Lift out each line of the data that holds "取得准用证明后方可投入使用".

**Material provided:**
◆ ◆ ◆ ◆ ◆ ◆ ◆
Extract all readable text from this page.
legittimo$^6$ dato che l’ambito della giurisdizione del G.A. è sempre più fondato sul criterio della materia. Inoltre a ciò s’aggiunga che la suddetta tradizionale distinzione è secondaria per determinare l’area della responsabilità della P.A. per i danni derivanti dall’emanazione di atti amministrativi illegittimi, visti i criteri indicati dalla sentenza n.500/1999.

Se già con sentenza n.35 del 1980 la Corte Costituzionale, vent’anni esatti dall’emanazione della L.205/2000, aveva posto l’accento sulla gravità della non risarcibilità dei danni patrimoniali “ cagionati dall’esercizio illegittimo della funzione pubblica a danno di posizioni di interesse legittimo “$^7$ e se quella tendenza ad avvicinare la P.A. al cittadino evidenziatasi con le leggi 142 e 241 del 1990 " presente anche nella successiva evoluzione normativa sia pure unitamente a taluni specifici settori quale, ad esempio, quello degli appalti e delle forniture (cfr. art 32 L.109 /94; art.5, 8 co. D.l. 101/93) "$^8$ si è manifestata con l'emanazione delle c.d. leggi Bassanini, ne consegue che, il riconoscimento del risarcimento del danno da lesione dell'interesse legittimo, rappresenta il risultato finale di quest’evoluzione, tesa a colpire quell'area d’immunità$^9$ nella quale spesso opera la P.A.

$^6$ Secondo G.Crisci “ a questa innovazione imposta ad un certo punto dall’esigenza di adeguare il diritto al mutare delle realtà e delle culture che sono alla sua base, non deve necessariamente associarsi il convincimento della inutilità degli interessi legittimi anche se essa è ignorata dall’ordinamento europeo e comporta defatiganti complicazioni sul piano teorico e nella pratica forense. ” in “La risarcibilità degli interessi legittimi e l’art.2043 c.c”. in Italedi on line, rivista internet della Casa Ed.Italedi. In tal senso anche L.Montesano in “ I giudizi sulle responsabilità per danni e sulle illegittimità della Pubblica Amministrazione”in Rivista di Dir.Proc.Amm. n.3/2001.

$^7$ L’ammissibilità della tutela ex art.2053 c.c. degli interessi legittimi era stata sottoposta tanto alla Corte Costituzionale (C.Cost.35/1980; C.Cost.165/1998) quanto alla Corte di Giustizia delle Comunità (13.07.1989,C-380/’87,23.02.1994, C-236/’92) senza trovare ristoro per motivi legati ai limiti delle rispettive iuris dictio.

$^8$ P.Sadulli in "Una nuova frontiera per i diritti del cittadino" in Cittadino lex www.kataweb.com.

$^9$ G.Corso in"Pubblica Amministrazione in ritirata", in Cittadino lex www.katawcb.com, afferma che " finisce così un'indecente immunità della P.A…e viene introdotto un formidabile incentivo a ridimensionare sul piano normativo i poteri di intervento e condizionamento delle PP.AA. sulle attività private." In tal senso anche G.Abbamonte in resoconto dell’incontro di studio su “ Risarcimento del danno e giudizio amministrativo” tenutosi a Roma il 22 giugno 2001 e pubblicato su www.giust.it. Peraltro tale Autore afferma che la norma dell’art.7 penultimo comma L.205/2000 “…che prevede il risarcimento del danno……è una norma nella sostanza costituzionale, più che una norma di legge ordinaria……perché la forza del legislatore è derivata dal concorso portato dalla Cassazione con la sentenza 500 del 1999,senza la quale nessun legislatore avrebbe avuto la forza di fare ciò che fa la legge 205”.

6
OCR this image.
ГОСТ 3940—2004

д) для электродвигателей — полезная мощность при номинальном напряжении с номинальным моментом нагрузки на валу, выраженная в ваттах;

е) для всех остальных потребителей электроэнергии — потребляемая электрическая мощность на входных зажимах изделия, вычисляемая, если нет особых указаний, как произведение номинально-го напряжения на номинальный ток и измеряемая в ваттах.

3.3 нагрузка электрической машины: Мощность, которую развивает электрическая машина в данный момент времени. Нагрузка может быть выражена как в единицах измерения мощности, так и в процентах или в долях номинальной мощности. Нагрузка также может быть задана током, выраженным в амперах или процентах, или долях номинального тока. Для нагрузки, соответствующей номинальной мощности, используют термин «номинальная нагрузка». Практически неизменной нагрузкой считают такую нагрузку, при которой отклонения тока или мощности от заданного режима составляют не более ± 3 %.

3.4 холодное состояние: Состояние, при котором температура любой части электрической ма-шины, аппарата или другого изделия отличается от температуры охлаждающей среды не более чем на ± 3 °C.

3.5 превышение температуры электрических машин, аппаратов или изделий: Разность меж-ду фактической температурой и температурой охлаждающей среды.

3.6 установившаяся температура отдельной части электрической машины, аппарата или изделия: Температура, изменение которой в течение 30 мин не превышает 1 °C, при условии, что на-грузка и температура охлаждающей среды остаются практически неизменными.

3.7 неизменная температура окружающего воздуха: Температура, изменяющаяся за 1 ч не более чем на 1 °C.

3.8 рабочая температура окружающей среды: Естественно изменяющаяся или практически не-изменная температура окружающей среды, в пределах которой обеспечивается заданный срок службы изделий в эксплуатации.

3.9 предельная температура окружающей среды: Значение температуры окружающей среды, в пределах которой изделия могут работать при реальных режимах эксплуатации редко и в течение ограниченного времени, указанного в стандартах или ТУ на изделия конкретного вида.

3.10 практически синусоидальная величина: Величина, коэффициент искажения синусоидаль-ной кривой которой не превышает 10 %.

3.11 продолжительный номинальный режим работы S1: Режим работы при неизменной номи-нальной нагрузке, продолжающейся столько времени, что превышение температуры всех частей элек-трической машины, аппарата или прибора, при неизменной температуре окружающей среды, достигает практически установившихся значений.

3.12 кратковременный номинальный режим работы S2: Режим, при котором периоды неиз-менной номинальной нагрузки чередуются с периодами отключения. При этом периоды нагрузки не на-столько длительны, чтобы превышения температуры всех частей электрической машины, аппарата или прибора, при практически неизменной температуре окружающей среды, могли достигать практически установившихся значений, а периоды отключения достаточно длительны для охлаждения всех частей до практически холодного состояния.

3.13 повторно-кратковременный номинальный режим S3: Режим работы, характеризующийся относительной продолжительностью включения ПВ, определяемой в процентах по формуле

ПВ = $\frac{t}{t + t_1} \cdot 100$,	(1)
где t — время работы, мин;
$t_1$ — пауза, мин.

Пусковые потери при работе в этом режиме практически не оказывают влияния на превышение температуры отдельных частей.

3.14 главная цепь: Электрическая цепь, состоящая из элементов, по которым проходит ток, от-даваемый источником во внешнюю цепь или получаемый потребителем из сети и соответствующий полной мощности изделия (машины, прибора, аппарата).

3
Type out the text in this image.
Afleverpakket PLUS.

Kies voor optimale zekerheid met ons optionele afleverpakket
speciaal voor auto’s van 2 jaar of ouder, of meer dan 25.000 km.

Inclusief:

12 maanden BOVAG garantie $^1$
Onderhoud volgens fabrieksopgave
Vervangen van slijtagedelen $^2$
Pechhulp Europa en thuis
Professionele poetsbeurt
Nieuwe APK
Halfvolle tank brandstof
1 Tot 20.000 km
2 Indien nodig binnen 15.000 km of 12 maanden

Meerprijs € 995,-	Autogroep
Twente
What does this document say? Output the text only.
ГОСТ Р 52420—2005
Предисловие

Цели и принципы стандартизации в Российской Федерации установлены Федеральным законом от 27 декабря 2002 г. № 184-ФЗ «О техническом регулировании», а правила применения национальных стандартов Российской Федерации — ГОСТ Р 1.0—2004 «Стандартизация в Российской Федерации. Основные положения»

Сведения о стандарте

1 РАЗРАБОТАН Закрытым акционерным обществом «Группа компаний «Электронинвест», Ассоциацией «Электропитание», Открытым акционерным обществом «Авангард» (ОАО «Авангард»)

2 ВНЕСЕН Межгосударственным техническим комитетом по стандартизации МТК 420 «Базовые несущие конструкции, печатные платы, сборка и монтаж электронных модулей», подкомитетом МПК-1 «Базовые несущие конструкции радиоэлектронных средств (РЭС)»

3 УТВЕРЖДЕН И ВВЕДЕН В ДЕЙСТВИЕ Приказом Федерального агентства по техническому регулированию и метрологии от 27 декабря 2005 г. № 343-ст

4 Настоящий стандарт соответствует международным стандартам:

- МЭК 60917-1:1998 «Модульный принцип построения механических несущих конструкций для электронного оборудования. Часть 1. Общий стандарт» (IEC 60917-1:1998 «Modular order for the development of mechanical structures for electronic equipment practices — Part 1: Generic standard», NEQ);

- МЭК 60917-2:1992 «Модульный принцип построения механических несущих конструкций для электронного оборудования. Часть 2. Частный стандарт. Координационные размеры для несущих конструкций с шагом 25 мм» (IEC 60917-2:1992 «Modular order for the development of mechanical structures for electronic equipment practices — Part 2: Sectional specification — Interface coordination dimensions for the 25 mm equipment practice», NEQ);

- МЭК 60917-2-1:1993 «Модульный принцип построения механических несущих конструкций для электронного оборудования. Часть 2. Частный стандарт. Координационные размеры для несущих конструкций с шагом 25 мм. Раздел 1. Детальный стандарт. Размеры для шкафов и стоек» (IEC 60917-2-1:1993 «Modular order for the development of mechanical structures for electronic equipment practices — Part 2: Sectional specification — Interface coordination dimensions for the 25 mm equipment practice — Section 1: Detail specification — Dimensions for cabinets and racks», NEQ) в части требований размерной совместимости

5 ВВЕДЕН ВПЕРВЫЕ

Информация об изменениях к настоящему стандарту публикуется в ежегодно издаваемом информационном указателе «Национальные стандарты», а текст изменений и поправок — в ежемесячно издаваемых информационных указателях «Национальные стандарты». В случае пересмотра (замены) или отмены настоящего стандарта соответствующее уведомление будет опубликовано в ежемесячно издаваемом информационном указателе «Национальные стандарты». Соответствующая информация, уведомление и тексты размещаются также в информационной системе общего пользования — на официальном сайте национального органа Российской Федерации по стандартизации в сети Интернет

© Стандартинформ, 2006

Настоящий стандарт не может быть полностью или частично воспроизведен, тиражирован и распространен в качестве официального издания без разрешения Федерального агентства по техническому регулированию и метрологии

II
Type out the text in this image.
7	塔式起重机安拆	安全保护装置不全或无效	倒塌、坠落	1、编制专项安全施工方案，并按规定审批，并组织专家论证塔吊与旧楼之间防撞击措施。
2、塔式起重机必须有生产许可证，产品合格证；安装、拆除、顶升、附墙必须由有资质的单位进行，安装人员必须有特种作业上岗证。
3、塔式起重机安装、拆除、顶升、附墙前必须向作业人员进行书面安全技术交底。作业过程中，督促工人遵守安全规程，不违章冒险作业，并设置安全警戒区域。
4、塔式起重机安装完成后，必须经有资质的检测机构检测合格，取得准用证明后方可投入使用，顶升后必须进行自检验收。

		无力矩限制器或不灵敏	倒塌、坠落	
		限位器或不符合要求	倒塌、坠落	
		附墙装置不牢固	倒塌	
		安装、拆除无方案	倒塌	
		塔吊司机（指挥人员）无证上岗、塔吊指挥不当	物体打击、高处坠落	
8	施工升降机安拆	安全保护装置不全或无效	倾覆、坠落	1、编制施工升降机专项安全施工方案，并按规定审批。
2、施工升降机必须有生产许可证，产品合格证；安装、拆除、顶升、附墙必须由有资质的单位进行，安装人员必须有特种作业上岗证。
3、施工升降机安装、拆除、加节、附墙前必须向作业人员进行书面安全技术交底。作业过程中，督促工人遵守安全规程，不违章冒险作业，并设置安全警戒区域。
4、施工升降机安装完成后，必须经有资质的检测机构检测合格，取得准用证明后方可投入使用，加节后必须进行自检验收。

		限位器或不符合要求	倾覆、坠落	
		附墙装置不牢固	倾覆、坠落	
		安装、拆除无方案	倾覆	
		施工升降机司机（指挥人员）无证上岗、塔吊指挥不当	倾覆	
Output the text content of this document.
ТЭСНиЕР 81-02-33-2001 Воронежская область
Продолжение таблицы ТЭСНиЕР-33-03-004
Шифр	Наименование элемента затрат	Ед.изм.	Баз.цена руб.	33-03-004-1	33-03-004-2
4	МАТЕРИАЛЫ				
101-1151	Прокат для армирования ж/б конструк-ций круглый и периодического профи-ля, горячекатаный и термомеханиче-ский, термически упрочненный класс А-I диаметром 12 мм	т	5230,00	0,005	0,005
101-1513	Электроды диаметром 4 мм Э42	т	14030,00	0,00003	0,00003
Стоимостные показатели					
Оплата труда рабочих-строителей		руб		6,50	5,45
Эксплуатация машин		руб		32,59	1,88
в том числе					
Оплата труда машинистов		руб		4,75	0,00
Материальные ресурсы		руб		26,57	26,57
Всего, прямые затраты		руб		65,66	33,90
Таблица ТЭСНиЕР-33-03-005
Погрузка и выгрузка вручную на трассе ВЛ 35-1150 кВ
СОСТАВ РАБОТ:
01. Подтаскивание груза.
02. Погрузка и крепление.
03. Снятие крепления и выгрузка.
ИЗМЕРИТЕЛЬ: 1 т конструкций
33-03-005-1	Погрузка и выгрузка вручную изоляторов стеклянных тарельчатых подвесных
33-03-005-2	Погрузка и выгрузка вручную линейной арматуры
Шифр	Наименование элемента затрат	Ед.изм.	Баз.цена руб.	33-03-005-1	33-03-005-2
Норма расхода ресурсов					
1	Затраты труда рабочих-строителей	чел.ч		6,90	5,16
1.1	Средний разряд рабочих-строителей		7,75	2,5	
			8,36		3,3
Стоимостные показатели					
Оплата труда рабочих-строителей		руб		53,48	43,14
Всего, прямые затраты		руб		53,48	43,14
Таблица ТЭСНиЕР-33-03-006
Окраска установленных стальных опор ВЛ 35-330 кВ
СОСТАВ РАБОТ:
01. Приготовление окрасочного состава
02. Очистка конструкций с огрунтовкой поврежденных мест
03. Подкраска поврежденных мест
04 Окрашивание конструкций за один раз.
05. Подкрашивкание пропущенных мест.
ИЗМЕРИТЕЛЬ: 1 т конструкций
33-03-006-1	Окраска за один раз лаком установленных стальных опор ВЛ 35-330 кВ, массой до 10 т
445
◆ ◆ ◆ ◆ ◆ ◆ ◆
**Solved exercise:**
4、塔式起重机安装完成后，必须经有资质的检测机构检测合格，取得准用证明后方可投入使用，顶升后必须进行自检验收。
4、施工升降机安装完成后，必须经有资质的检测机构检测合格，取得准用证明后方可投入使用，加节后必须进行自检验收。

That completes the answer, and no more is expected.